— Begin The input —
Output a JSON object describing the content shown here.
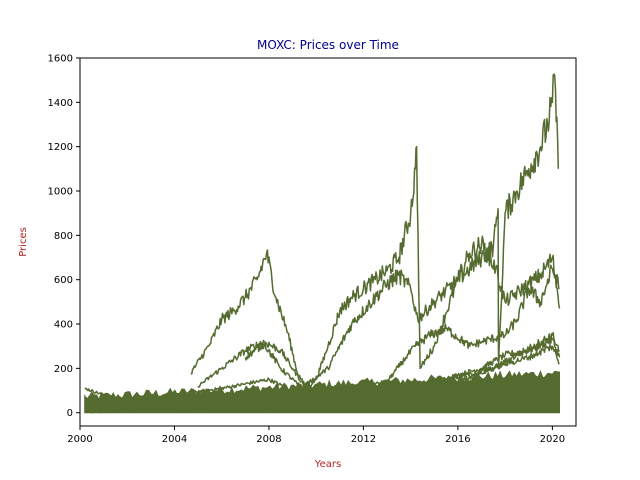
{
  "chart_data": {
    "type": "line",
    "title": "MOXC: Prices over Time",
    "xlabel": "Years",
    "ylabel": "Prices",
    "xlim": [
      2000,
      2021
    ],
    "ylim": [
      -60,
      1600
    ],
    "x_ticks": [
      2000,
      2004,
      2008,
      2012,
      2016,
      2020
    ],
    "x_tick_labels": [
      "2000",
      "2004",
      "2008",
      "2012",
      "2016",
      "2020"
    ],
    "y_ticks": [
      0,
      200,
      400,
      600,
      800,
      1000,
      1200,
      1400,
      1600
    ],
    "y_tick_labels": [
      "0",
      "200",
      "400",
      "600",
      "800",
      "1000",
      "1200",
      "1400",
      "1600"
    ],
    "grid": false,
    "legend": "none",
    "colors": {
      "line": "#556b2f",
      "title": "#00008b",
      "axis_label": "#b22222",
      "frame": "#000000"
    },
    "series": [
      {
        "x": [
          2000.2,
          2002,
          2004,
          2006,
          2008,
          2010,
          2012,
          2014,
          2016,
          2018,
          2019,
          2019.8,
          2020.1,
          2020.3
        ],
        "y": [
          20,
          15,
          25,
          35,
          45,
          50,
          60,
          70,
          80,
          90,
          100,
          110,
          95,
          80
        ]
      },
      {
        "x": [
          2000.2,
          2001,
          2002,
          2003,
          2004,
          2005,
          2006,
          2007,
          2008,
          2009,
          2010,
          2011,
          2012,
          2013,
          2014,
          2015,
          2016,
          2017,
          2018,
          2019,
          2020,
          2020.3
        ],
        "y": [
          110,
          80,
          60,
          55,
          80,
          95,
          110,
          130,
          150,
          100,
          110,
          115,
          120,
          125,
          130,
          140,
          170,
          200,
          260,
          280,
          330,
          250
        ]
      },
      {
        "x": [
          2004.7,
          2005.5,
          2006.0,
          2006.5,
          2007.0,
          2007.5,
          2007.9,
          2008.3,
          2008.8,
          2009.2,
          2009.6,
          2010.0,
          2010.5,
          2011.0,
          2011.5,
          2012.0,
          2012.5,
          2013.0,
          2013.5,
          2014.0,
          2014.2,
          2014.25,
          2014.4,
          2015.0,
          2015.5,
          2016.0,
          2016.5,
          2017.0,
          2017.5,
          2017.7,
          2017.72,
          2018.0,
          2018.5,
          2019.0,
          2019.5,
          2019.8,
          2020.0,
          2020.1,
          2020.25
        ],
        "y": [
          180,
          310,
          420,
          460,
          520,
          600,
          720,
          520,
          360,
          180,
          110,
          150,
          300,
          460,
          520,
          560,
          600,
          640,
          700,
          900,
          1100,
          1200,
          200,
          300,
          450,
          600,
          650,
          700,
          750,
          920,
          220,
          900,
          1000,
          1100,
          1200,
          1300,
          1400,
          1520,
          1100
        ]
      },
      {
        "x": [
          2005.0,
          2006.0,
          2007.0,
          2007.8,
          2008.5,
          2009.0,
          2009.5,
          2010.5,
          2011.5,
          2012.5,
          2013.0,
          2013.5,
          2014.0,
          2014.3,
          2015.0,
          2016.0,
          2016.5,
          2017.0,
          2017.6,
          2018.0,
          2019.0,
          2019.5,
          2020.0,
          2020.2,
          2020.3
        ],
        "y": [
          120,
          200,
          280,
          320,
          280,
          200,
          120,
          200,
          400,
          520,
          580,
          620,
          560,
          420,
          500,
          600,
          720,
          760,
          650,
          500,
          580,
          620,
          700,
          560,
          470
        ]
      },
      {
        "x": [
          2007.0,
          2007.8,
          2008.5,
          2009.5,
          2010.5,
          2011.5,
          2012.5,
          2013.0,
          2013.8,
          2014.2,
          2014.8,
          2015.5,
          2016.5,
          2017.0,
          2018.0,
          2018.5,
          2019.0,
          2019.5,
          2020.0,
          2020.3
        ],
        "y": [
          250,
          310,
          200,
          100,
          110,
          120,
          130,
          140,
          250,
          300,
          350,
          380,
          300,
          320,
          350,
          420,
          560,
          500,
          650,
          560
        ]
      },
      {
        "x": [
          2000.2,
          2003,
          2006,
          2009,
          2012,
          2014,
          2016,
          2017.5,
          2018.5,
          2019.2,
          2020.0,
          2020.3
        ],
        "y": [
          5,
          8,
          30,
          60,
          90,
          120,
          160,
          200,
          260,
          300,
          350,
          280
        ]
      },
      {
        "x": [
          2000.2,
          2004,
          2008,
          2010,
          2012,
          2014,
          2016,
          2017,
          2018,
          2019,
          2020,
          2020.3
        ],
        "y": [
          50,
          30,
          20,
          40,
          60,
          100,
          140,
          180,
          220,
          250,
          300,
          220
        ]
      }
    ],
    "dense_band": {
      "x_start": 2000.2,
      "x_end": 2020.3,
      "y_low": 0,
      "y_high_start": 70,
      "y_high_end": 180
    }
  }
}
— End The input —
> Request: Select all lines in the listing above where the word "title" appears, and show them.

> Answer to the task:
    "title": "MOXC: Prices over Time",
      "title": "#00008b",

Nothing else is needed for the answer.